◆ **Supplied text**

Mesquite is poised to become the greener, healthier 'chocolate'

This plentiful desert shrub offers a robust nutritional profile and sustainable harvesting that could make it a rival to cacao. But does it pass the taste test?

Nick Collias, Contributing writer

July 2, 2024

4 Min Read

At a Glance

  • Chocolate has land-use impacts and a carbon footprint rivaling beef and coffee.
  • Mesquite isn’t related to cacao but offers a complex, chocolatey flavor profile, plus fiber and no caffeine.
  • Two brothers with years of food industry experience created a mesquite-based bar to help “fix chocolate.”

Brothers Ben and Bob Schultz knew they had a unique combined skill set to tackle big challenges in the food and beverage industry. The question was where they would direct their energies.

Ben has a background in product development, operations and supply chains. Bob has a long history in food science, fermentation and plant-based meats. The pair knew they wanted to fix a big “problem,” and they landed on chocolate.

The chocolate industry, Ben explained to Food & Beverage Insider, is rivaled only by beef for its deforestation and land use impacts. Like coffee, it has a massive carbon footprint due to usually being harvested, processed and sold on different continents. But unlike beef, dairy and coffee, almost no sustainable, tasty alternatives to chocolate are available on the market.

The brothers were looking for a widely available plant that could provide chocolate’s decadence and flavor, plus equal or better nutrition, but without its sustainability downsides. And they found it in the pods from the desert shrub mesquite.

Now, they’re trying to spread the gospel of mesquite in America through their startup, Mez Foods.

What’s so special about mesquite?

Mesquite encompasses more than 40 species of short, shrubby trees spread across arid lands in North and South America, East Asia and North Africa. The plants thrive and proliferate in harsh terrain with very little water and without fertilizer, and as they do, they naturally improve soil quality and sequester carbon.

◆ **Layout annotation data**
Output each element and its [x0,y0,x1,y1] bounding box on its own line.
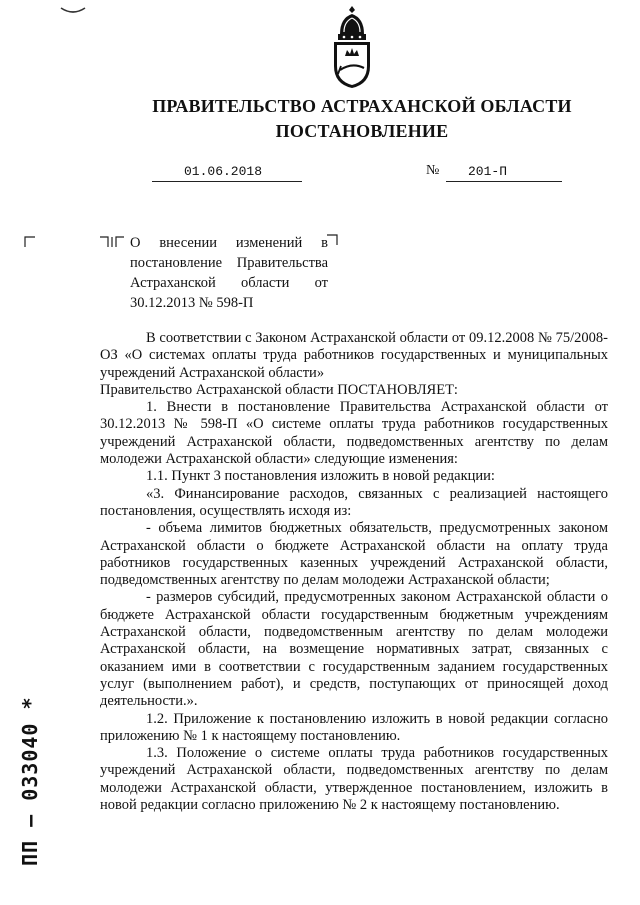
body-paragraph: - объема лимитов бюджетных обязательств, предусмотренных законом Астраханской области о бюджете Астраханской области на оплату труда работников государственных казенных учреждений Астраханской области, подведомственных агентству по делам молодежи Астраханской области; [100,520,608,589]
coat-of-arms-icon [326,4,378,90]
body-paragraph: «3. Финансирование расходов, связанных с реализацией настоящего постановления, осуществлять исходя из: [100,485,608,519]
body-paragraph: 1. Внести в постановление Правительства Астраханской области от 30.12.2013 № 598-П «О системе оплаты труда работников государственных учреждений Астраханской области, подведомственных агентству по делам молодежи Астраханской области» следующие изменения: [100,399,608,468]
document-body [100,330,608,814]
body-paragraph: 1.3. Положение о системе оплаты труда работников государственных учреждений Астраханской области, подведомственных агентству по делам молодежи Астраханской области, утвержденное постановлением, изложить в новой редакции согласно приложению № 2 к настоящему постановлению. [100,745,608,814]
document-type: ПОСТАНОВЛЕНИЕ [275,121,449,141]
side-stamp-text: ПП – 033040 * [18,696,42,866]
bracket-mark [96,236,128,248]
body-paragraph: В соответствии с Законом Астраханской области от 09.12.2008 № 75/2008-ОЗ «О системах оплаты труда работников государственных и муниципальных учреждений Астраханской области» [100,330,608,381]
body-paragraph: - размеров субсидий, предусмотренных законом Астраханской области о бюджете Астраханской области государственным бюджетным учреждениям Астраханской области, подведомственным агентству по делам молодежи Астраханской области, на возмещение нормативных затрат, связанных с оказанием ими в соответствии с государственным заданием государственных услуг (выполнением работ), и средств, поступающих от приносящей доход деятельности.». [100,589,608,710]
bracket-mark [24,236,36,248]
body-paragraph: Правительство Астраханской области ПОСТАНОВЛЯЕТ: [100,381,458,398]
body-paragraph: 1.2. Приложение к постановлению изложить в новой редакции согласно приложению № 1 к настоящему постановлению. [100,710,608,744]
corner-mark [60,6,86,16]
document-subject: О внесении изменений в постановление Правительства Астраханской области от 30.12.2013 № 598-П [130,235,328,311]
government-title: ПРАВИТЕЛЬСТВО АСТРАХАНСКОЙ ОБЛАСТИ [152,96,572,116]
document-number: 201-П [468,164,508,179]
body-paragraph: 1.1. Пункт 3 постановления изложить в новой редакции: [146,468,495,485]
document-date: 01.06.2018 [184,164,263,179]
number-sign: № [426,163,440,178]
date-underline [152,181,302,182]
number-underline [446,181,562,182]
side-stamp [10,690,50,870]
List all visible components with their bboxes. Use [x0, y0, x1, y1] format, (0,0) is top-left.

◆ **Parts of the exercise**
**a.** According to the mesquite article, how many species does mesquite include?
**b.** Copy the mesquite article word for word, starting with "Mesquite encompasses more" and going on through "and sequester carbon.".
**c.** Pick up the mesquite article right after its final sentence and keep writing it.

◆ **Answers to the exercises**
**a.** More than 40 species.

**b.**
Mesquite encompasses more than 40 species of short, shrubby trees spread across arid lands in North and South America, East Asia and North Africa. The plants thrive and proliferate in harsh terrain with very little water and without fertilizer, and as they do, they naturally improve soil quality and sequester carbon.

**c.**
“It’s super-hardy, very weather tolerant and likes to grow in places that we don't even really think of as agriculturally productive,” Ben said.

Those are some big plusses that drew the Schultzes’ attention, but they’re hardly the first people to notice mesquite. The plant has been both a textile supply and a staple crop for indigenous peoples for thousands of years. While sometimes used as an alternative flour, culinary mesquite use is uncommon today — aside from the wood being used in charcoal production.

“In many cases it’s considered a nuisance plant,” Ben explained. “This isn’t exactly the sort of thing that we could look up on the USDA website and find a bunch of information. Most of our sources were academic.” 

The big question is, of course, how does it taste? Surprisingly sweet, Ben says. “It has this really amazing flavor profile. It’s sweet without being bitter, super chocolatey, and with a little bit of cinnamon and toasted coconut. It’s got some surprisingly complex flavors reminiscent of a higher-quality chocolate bar, and it’s just very rich and beautiful.” 

Despite its chocolate-like flavor, mesquite isn’t related to cacao. It’s a legume, while the cacao “bean” is the seed of a fruit. But its natural sweetness means it doesn’t require nearly the same level of added sugar as bitter cacao to become palatable. It’s also high in fiber, allergen-free, and free of stimulants like caffeine or theobromine.

The brothers knew they had something. The question was how to transform this promising legume into something familiar and craveable.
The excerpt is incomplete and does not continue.